_PROVIDED DATA:_
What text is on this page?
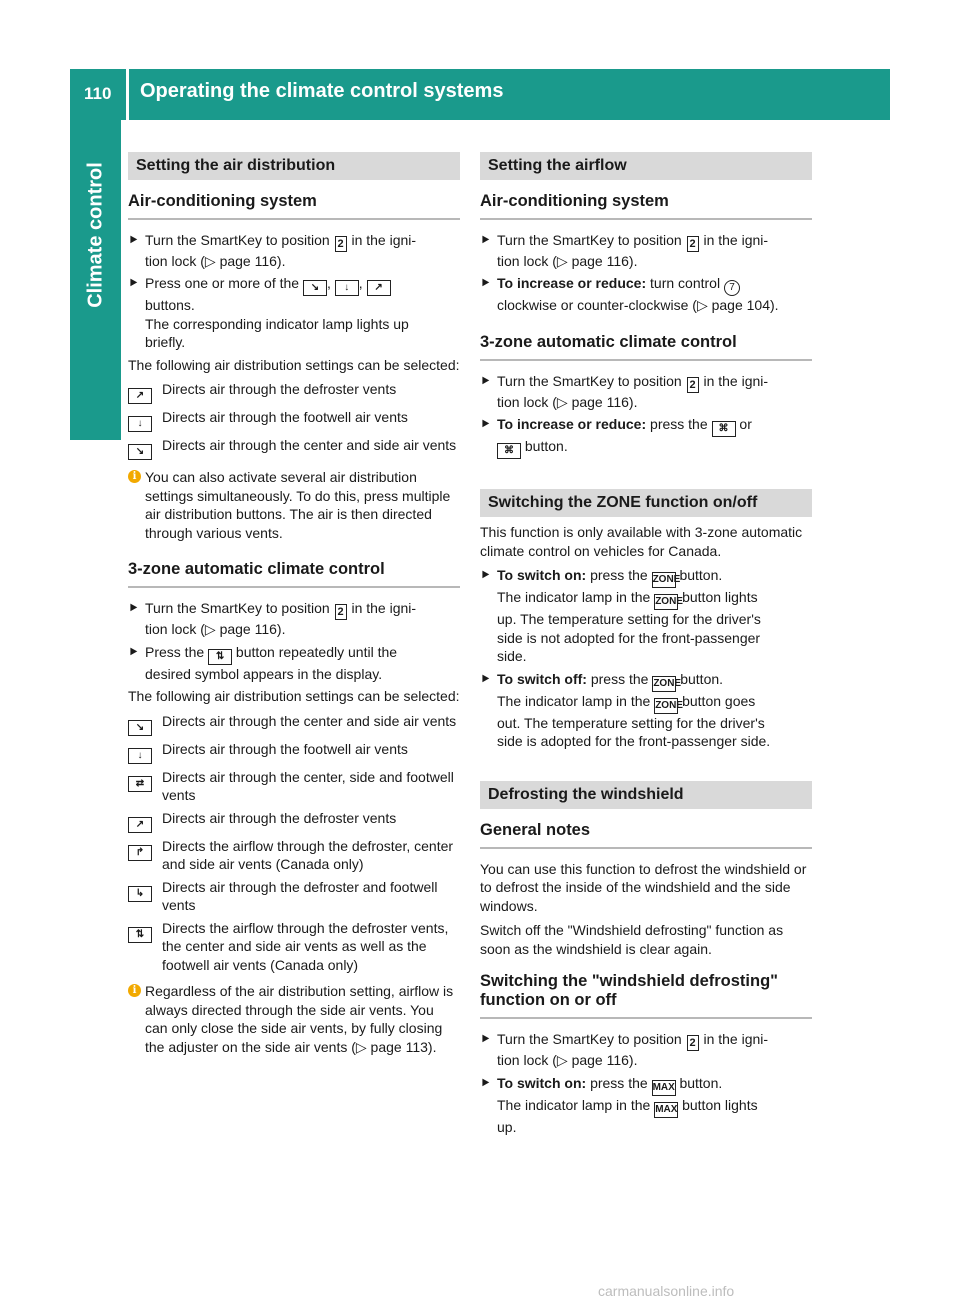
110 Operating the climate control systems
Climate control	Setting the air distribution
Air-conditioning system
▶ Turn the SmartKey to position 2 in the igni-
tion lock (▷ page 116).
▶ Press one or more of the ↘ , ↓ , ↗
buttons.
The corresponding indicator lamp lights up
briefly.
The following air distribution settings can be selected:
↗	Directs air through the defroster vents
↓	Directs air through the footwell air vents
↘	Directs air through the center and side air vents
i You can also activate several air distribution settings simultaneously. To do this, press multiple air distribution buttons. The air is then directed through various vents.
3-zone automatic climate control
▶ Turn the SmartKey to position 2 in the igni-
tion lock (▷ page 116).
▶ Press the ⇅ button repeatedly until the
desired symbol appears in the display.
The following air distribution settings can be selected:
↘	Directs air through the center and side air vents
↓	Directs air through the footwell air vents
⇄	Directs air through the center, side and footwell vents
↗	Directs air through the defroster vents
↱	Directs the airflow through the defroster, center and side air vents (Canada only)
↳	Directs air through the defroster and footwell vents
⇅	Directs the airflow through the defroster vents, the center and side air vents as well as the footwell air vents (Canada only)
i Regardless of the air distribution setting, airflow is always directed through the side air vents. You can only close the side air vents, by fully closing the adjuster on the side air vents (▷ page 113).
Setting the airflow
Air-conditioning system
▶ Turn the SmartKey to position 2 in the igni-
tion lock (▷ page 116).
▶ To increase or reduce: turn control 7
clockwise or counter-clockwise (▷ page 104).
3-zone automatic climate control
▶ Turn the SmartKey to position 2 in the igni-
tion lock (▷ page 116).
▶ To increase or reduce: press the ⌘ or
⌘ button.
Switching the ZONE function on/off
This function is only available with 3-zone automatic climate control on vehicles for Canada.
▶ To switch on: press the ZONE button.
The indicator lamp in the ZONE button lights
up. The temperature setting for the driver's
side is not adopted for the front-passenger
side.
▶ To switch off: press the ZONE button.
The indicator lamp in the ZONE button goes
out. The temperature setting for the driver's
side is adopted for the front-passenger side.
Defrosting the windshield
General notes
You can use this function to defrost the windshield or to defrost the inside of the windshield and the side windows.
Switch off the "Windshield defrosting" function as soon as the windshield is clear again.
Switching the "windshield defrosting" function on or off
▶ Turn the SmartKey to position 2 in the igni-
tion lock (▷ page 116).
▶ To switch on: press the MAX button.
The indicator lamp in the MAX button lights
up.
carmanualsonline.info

_GOAL OF THE EXERCISE:_
Without including any pictures, print all of the material exactly as given.

_EXERCISE ANSWER:_
What text is on this page?
110 Operating the climate control systems
Climate control	Setting the air distribution
Air-conditioning system
▶ Turn the SmartKey to position 2 in the igni-
tion lock (▷ page 116).
▶ Press one or more of the ↘ , ↓ , ↗
buttons.
The corresponding indicator lamp lights up
briefly.
The following air distribution settings can be selected:
↗	Directs air through the defroster vents
↓	Directs air through the footwell air vents
↘	Directs air through the center and side air vents
i You can also activate several air distribution settings simultaneously. To do this, press multiple air distribution buttons. The air is then directed through various vents.
3-zone automatic climate control
▶ Turn the SmartKey to position 2 in the igni-
tion lock (▷ page 116).
▶ Press the ⇅ button repeatedly until the
desired symbol appears in the display.
The following air distribution settings can be selected:
↘	Directs air through the center and side air vents
↓	Directs air through the footwell air vents
⇄	Directs air through the center, side and footwell vents
↗	Directs air through the defroster vents
↱	Directs the airflow through the defroster, center and side air vents (Canada only)
↳	Directs air through the defroster and footwell vents
⇅	Directs the airflow through the defroster vents, the center and side air vents as well as the footwell air vents (Canada only)
i Regardless of the air distribution setting, airflow is always directed through the side air vents. You can only close the side air vents, by fully closing the adjuster on the side air vents (▷ page 113).
Setting the airflow
Air-conditioning system
▶ Turn the SmartKey to position 2 in the igni-
tion lock (▷ page 116).
▶ To increase or reduce: turn control 7
clockwise or counter-clockwise (▷ page 104).
3-zone automatic climate control
▶ Turn the SmartKey to position 2 in the igni-
tion lock (▷ page 116).
▶ To increase or reduce: press the ⌘ or
⌘ button.
Switching the ZONE function on/off
This function is only available with 3-zone automatic climate control on vehicles for Canada.
▶ To switch on: press the ZONE button.
The indicator lamp in the ZONE button lights
up. The temperature setting for the driver's
side is not adopted for the front-passenger
side.
▶ To switch off: press the ZONE button.
The indicator lamp in the ZONE button goes
out. The temperature setting for the driver's
side is adopted for the front-passenger side.
Defrosting the windshield
General notes
You can use this function to defrost the windshield or to defrost the inside of the windshield and the side windows.
Switch off the "Windshield defrosting" function as soon as the windshield is clear again.
Switching the "windshield defrosting" function on or off
▶ Turn the SmartKey to position 2 in the igni-
tion lock (▷ page 116).
▶ To switch on: press the MAX button.
The indicator lamp in the MAX button lights
up.
carmanualsonline.info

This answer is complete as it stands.